──────── WORKING DATA ────────
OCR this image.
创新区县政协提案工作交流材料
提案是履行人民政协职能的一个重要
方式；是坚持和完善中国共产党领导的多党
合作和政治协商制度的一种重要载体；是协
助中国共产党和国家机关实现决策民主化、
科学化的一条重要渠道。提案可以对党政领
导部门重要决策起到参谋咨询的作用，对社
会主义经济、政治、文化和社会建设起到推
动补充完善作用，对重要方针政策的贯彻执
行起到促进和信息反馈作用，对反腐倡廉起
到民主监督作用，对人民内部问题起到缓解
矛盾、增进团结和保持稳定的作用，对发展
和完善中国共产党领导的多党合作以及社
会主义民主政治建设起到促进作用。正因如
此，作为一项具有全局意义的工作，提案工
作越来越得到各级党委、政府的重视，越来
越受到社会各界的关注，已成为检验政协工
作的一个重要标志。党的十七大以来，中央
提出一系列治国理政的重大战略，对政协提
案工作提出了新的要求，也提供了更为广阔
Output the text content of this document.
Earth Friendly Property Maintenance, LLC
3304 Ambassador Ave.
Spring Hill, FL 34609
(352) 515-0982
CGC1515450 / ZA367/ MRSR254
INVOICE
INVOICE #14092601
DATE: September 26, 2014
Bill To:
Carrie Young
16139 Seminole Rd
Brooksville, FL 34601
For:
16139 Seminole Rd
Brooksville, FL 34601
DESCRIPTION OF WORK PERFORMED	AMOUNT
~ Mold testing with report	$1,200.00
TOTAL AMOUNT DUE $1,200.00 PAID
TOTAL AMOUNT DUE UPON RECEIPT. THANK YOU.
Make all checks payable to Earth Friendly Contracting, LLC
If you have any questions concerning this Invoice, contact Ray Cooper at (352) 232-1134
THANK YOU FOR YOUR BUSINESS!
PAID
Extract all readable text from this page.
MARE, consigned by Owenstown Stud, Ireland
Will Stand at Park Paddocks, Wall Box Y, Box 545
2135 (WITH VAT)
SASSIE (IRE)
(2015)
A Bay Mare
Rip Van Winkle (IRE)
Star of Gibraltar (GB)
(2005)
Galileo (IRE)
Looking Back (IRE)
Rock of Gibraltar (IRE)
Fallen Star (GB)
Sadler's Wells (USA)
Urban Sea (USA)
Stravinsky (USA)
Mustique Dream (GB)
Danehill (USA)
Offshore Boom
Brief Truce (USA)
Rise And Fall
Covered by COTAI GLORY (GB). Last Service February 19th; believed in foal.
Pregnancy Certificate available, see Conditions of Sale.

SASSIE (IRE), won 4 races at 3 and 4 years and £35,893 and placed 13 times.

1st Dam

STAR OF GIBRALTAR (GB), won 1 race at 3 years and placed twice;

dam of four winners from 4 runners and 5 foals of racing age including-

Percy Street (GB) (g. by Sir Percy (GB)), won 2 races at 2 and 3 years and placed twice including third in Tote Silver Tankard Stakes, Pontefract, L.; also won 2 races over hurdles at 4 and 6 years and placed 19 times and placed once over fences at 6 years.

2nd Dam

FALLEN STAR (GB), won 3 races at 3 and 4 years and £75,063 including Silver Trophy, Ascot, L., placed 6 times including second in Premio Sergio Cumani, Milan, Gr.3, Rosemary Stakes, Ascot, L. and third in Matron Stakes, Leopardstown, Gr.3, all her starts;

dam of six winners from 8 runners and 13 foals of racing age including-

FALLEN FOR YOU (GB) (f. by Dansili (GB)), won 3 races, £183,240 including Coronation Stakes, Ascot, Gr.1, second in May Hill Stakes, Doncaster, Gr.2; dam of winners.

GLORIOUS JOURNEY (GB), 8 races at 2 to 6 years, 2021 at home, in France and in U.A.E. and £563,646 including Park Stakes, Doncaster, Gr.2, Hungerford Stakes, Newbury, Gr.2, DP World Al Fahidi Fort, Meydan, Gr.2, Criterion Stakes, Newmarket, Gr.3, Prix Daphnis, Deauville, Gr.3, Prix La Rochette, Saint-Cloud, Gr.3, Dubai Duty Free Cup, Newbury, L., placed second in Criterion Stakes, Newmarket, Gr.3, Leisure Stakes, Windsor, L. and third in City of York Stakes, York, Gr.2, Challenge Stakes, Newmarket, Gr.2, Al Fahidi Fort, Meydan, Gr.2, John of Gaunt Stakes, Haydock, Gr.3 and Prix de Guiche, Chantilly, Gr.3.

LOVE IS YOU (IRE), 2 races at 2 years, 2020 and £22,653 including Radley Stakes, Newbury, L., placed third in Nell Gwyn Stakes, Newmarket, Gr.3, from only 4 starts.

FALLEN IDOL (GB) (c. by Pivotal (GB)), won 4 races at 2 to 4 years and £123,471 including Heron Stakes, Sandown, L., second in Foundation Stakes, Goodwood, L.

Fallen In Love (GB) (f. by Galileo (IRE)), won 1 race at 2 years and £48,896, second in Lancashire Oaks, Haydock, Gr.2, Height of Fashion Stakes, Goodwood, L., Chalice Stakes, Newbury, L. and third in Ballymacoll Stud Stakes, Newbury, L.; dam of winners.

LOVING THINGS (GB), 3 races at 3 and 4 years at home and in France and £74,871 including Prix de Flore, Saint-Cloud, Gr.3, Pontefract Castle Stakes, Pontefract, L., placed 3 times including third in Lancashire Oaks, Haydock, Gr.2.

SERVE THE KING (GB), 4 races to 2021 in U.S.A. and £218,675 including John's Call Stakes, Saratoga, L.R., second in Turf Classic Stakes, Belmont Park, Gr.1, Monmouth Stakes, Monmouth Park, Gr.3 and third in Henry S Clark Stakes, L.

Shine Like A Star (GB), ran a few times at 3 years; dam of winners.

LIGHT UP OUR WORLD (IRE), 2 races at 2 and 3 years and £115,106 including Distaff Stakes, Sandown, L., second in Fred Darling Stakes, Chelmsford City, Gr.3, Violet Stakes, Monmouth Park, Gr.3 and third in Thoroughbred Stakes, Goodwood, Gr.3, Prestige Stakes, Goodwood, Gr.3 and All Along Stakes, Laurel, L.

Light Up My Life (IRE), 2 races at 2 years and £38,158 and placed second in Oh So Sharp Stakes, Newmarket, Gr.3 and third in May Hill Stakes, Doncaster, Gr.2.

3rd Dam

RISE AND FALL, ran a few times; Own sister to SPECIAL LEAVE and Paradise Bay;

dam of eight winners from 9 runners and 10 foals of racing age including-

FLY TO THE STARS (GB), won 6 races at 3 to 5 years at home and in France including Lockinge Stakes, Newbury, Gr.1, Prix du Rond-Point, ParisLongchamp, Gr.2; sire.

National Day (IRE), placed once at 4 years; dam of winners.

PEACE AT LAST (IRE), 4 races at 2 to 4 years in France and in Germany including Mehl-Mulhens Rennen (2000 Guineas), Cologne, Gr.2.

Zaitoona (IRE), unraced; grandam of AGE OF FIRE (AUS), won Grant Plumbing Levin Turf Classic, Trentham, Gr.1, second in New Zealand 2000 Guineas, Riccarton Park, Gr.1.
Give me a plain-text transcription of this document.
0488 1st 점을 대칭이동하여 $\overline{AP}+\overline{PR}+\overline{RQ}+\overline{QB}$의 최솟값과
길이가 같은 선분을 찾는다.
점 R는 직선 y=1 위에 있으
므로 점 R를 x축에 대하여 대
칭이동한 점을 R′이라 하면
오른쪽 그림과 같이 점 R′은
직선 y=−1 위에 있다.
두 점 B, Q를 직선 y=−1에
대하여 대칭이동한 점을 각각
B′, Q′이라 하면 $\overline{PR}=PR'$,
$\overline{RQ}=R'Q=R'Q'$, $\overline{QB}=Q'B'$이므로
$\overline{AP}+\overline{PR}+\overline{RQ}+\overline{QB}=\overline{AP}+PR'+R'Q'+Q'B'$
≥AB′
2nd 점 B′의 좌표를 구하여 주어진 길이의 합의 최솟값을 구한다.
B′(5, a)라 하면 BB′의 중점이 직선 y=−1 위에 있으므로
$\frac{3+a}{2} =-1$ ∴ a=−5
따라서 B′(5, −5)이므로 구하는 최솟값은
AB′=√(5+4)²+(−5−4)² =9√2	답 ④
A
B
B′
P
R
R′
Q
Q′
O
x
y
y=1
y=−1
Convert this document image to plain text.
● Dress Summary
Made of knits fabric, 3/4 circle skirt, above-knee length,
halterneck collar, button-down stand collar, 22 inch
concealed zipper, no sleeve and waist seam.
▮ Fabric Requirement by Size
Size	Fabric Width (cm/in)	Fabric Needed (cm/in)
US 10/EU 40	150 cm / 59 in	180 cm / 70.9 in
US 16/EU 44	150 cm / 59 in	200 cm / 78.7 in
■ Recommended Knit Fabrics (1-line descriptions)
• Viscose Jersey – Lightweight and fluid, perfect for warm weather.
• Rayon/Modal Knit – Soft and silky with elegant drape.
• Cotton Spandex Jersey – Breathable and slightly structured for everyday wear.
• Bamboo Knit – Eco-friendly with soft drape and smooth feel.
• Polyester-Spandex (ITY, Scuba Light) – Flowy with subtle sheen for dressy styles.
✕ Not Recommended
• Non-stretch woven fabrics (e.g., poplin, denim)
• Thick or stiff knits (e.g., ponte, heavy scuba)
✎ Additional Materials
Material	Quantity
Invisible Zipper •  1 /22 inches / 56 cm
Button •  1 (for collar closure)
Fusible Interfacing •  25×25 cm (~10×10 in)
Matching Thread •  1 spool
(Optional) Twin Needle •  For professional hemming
────────
All lines in the data that contain the word "Silver" should be copied.

- TASK ANSWER -
Percy Street (GB) (g. by Sir Percy (GB)), won 2 races at 2 and 3 years and placed twice including third in Tote Silver Tankard Stakes, Pontefract, L.; also won 2 races over hurdles at 4 and 6 years and placed 19 times and placed once over fences at 6 years.
FALLEN STAR (GB), won 3 races at 3 and 4 years and £75,063 including Silver Trophy, Ascot, L., placed 6 times including second in Premio Sergio Cumani, Milan, Gr.3, Rosemary Stakes, Ascot, L. and third in Matron Stakes, Leopardstown, Gr.3, all her starts;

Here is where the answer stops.